▸ Problem to work on
Exact copies of all the lines below are required.

▸ Records shown
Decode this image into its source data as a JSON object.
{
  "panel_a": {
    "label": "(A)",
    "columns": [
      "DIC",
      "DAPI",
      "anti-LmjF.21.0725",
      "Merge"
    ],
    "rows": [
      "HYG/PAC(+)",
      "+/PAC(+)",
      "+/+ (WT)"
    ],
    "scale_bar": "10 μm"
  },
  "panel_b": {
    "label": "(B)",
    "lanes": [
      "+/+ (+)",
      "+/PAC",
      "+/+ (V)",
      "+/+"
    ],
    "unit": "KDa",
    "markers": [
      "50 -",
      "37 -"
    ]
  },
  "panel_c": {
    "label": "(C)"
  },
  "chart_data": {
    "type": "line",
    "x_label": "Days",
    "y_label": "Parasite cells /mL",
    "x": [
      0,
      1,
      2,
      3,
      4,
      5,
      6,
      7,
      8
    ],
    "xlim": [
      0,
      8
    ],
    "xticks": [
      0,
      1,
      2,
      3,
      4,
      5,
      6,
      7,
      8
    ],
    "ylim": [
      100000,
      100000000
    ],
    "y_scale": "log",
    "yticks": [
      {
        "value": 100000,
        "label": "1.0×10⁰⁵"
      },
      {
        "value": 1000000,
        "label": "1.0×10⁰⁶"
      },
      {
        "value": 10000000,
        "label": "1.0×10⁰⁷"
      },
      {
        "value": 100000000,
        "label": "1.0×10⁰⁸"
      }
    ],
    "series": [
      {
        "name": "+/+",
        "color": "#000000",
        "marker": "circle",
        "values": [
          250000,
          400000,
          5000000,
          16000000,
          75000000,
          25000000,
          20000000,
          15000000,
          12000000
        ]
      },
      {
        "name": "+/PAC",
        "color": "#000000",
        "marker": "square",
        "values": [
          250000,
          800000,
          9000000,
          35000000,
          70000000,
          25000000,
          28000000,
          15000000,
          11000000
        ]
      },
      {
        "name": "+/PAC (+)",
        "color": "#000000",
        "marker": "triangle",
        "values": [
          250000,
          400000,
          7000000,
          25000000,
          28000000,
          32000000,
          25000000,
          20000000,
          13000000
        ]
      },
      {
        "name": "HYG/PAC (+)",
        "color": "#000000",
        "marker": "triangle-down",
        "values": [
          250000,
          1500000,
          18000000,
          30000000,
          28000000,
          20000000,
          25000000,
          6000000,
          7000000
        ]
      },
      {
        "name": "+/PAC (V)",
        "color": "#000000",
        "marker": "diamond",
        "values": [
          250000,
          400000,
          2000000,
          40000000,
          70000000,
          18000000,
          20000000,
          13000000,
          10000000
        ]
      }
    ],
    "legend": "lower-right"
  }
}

▸ Result of this task
Decode this image into its source data as a JSON object.
{
  "panel_a": {
    "label": "(A)",
    "columns": [
      "DIC",
      "DAPI",
      "anti-LmjF.21.0725",
      "Merge"
    ],
    "rows": [
      "HYG/PAC(+)",
      "+/PAC(+)",
      "+/+ (WT)"
    ],
    "scale_bar": "10 μm"
  },
  "panel_b": {
    "label": "(B)",
    "lanes": [
      "+/+ (+)",
      "+/PAC",
      "+/+ (V)",
      "+/+"
    ],
    "unit": "KDa",
    "markers": [
      "50 -",
      "37 -"
    ]
  },
  "panel_c": {
    "label": "(C)"
  },
  "chart_data": {
    "type": "line",
    "x_label": "Days",
    "y_label": "Parasite cells /mL",
    "x": [
      0,
      1,
      2,
      3,
      4,
      5,
      6,
      7,
      8
    ],
    "xlim": [
      0,
      8
    ],
    "xticks": [
      0,
      1,
      2,
      3,
      4,
      5,
      6,
      7,
      8
    ],
    "ylim": [
      100000,
      100000000
    ],
    "y_scale": "log",
    "yticks": [
      {
        "value": 100000,
        "label": "1.0×10⁰⁵"
      },
      {
        "value": 1000000,
        "label": "1.0×10⁰⁶"
      },
      {
        "value": 10000000,
        "label": "1.0×10⁰⁷"
      },
      {
        "value": 100000000,
        "label": "1.0×10⁰⁸"
      }
    ],
    "series": [
      {
        "name": "+/+",
        "color": "#000000",
        "marker": "circle",
        "values": [
          250000,
          400000,
          5000000,
          16000000,
          75000000,
          25000000,
          20000000,
          15000000,
          12000000
        ]
      },
      {
        "name": "+/PAC",
        "color": "#000000",
        "marker": "square",
        "values": [
          250000,
          800000,
          9000000,
          35000000,
          70000000,
          25000000,
          28000000,
          15000000,
          11000000
        ]
      },
      {
        "name": "+/PAC (+)",
        "color": "#000000",
        "marker": "triangle",
        "values": [
          250000,
          400000,
          7000000,
          25000000,
          28000000,
          32000000,
          25000000,
          20000000,
          13000000
        ]
      },
      {
        "name": "HYG/PAC (+)",
        "color": "#000000",
        "marker": "triangle-down",
        "values": [
          250000,
          1500000,
          18000000,
          30000000,
          28000000,
          20000000,
          25000000,
          6000000,
          7000000
        ]
      },
      {
        "name": "+/PAC (V)",
        "color": "#000000",
        "marker": "diamond",
        "values": [
          250000,
          400000,
          2000000,
          40000000,
          70000000,
          18000000,
          20000000,
          13000000,
          10000000
        ]
      }
    ],
    "legend": "lower-right"
  }
}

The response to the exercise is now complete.